Copy every line of the data that contains the string "GBPJPY".

═══

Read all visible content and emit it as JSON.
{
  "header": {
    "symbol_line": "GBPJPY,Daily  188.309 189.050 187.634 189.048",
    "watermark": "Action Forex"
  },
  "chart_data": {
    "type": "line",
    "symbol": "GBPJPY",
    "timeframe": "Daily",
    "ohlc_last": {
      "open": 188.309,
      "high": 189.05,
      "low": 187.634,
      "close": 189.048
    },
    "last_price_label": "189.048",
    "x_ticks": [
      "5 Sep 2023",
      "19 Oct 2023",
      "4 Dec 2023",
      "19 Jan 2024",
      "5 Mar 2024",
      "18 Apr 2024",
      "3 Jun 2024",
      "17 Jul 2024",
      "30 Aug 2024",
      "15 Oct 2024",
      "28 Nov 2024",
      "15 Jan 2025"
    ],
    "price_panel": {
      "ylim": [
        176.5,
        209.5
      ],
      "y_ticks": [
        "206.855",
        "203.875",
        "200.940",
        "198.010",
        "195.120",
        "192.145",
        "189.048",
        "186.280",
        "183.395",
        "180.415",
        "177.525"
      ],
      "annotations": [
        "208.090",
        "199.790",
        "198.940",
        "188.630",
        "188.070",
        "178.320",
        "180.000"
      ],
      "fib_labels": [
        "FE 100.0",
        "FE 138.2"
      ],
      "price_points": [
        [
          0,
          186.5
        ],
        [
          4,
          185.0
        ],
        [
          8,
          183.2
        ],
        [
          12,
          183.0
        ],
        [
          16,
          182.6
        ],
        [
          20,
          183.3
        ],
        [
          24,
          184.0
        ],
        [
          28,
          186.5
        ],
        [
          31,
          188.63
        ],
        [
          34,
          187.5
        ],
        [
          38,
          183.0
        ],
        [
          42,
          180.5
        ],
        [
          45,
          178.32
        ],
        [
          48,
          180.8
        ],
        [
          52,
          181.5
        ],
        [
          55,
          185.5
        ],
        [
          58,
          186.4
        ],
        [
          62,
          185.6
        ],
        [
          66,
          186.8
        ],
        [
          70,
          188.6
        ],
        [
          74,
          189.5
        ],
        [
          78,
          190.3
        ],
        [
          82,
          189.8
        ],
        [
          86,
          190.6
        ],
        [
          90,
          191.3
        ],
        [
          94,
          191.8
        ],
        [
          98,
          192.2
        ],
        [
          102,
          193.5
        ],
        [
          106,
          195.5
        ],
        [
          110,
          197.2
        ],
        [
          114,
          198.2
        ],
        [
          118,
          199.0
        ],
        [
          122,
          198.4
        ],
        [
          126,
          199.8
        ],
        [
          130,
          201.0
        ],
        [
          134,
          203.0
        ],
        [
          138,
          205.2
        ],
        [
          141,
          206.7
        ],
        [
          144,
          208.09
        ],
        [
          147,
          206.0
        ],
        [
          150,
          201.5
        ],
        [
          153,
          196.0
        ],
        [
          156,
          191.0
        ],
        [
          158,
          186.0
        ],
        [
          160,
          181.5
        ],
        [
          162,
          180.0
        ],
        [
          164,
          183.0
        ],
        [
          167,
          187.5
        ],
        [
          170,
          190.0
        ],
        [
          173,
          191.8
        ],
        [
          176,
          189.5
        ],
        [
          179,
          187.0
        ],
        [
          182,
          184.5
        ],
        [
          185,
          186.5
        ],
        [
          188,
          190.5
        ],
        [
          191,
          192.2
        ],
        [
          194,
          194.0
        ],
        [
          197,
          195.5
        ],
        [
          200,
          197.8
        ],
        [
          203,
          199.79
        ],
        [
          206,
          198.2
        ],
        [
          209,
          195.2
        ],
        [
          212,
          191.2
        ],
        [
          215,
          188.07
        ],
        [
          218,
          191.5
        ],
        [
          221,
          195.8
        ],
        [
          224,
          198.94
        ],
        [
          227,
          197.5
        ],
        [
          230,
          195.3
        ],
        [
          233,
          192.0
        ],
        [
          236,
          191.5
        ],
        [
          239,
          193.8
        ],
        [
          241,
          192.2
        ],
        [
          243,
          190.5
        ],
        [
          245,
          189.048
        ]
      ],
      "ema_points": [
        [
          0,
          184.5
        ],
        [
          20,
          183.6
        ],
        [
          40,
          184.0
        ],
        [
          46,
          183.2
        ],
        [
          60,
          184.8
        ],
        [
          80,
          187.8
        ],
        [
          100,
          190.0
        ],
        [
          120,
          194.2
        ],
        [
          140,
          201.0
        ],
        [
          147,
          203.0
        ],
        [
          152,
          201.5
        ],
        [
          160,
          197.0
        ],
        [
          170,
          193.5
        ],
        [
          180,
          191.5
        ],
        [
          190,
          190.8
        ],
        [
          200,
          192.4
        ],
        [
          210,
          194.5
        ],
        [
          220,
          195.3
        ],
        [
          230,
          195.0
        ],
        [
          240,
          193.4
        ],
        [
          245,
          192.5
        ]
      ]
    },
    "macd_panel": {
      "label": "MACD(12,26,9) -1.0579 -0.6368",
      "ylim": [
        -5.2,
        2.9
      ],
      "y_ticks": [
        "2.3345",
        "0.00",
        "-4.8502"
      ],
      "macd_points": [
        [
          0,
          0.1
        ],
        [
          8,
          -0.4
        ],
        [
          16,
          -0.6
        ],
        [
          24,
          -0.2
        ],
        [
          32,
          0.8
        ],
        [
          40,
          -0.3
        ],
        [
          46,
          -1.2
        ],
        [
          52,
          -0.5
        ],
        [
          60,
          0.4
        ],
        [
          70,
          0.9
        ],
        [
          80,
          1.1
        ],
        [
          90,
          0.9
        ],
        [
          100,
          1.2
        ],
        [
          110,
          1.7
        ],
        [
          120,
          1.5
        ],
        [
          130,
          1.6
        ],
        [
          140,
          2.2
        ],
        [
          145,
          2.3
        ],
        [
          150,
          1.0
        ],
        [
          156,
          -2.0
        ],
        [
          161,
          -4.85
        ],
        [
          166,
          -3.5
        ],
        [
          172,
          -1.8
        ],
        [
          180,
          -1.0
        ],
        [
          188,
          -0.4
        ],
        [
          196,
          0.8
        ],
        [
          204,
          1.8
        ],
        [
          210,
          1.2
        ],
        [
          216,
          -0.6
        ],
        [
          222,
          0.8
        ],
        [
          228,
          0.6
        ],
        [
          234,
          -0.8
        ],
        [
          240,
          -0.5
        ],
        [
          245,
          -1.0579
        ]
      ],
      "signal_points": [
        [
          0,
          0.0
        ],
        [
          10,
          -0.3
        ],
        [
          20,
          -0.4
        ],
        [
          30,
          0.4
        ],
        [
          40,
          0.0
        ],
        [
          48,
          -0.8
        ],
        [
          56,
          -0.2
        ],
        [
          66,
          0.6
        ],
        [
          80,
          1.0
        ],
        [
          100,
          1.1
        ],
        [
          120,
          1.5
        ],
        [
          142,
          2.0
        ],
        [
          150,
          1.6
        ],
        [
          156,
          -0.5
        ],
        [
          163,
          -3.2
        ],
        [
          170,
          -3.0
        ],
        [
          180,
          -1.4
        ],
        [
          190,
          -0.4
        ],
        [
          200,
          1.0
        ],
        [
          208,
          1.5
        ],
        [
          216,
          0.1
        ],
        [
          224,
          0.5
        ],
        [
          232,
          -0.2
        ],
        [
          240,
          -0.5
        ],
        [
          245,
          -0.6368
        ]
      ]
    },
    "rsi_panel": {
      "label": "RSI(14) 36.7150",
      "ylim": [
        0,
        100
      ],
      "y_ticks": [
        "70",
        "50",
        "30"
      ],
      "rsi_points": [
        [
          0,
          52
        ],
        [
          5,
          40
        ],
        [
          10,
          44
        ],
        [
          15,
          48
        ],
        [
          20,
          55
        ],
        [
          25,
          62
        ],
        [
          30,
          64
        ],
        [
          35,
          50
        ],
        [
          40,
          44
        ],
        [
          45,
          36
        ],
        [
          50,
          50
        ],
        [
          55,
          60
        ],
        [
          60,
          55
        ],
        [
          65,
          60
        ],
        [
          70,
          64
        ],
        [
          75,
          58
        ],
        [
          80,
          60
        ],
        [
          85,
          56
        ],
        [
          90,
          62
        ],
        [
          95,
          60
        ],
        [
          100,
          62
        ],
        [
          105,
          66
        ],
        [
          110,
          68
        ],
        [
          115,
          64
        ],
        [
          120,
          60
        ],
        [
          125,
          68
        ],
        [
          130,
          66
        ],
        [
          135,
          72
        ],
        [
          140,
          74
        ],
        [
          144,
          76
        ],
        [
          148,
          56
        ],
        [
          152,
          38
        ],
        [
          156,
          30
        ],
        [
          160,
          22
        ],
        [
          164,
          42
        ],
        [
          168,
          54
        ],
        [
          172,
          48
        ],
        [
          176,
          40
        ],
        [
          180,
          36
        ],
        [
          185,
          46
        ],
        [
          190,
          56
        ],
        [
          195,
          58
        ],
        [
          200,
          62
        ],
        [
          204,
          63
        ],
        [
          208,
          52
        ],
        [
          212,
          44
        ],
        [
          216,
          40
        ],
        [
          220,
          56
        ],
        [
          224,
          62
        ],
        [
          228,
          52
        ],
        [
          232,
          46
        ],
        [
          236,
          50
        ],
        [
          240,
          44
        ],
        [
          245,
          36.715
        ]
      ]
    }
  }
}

═══

# EXERCISE RESPONSE
    "symbol_line": "GBPJPY,Daily  188.309 189.050 187.634 189.048",
    "symbol": "GBPJPY",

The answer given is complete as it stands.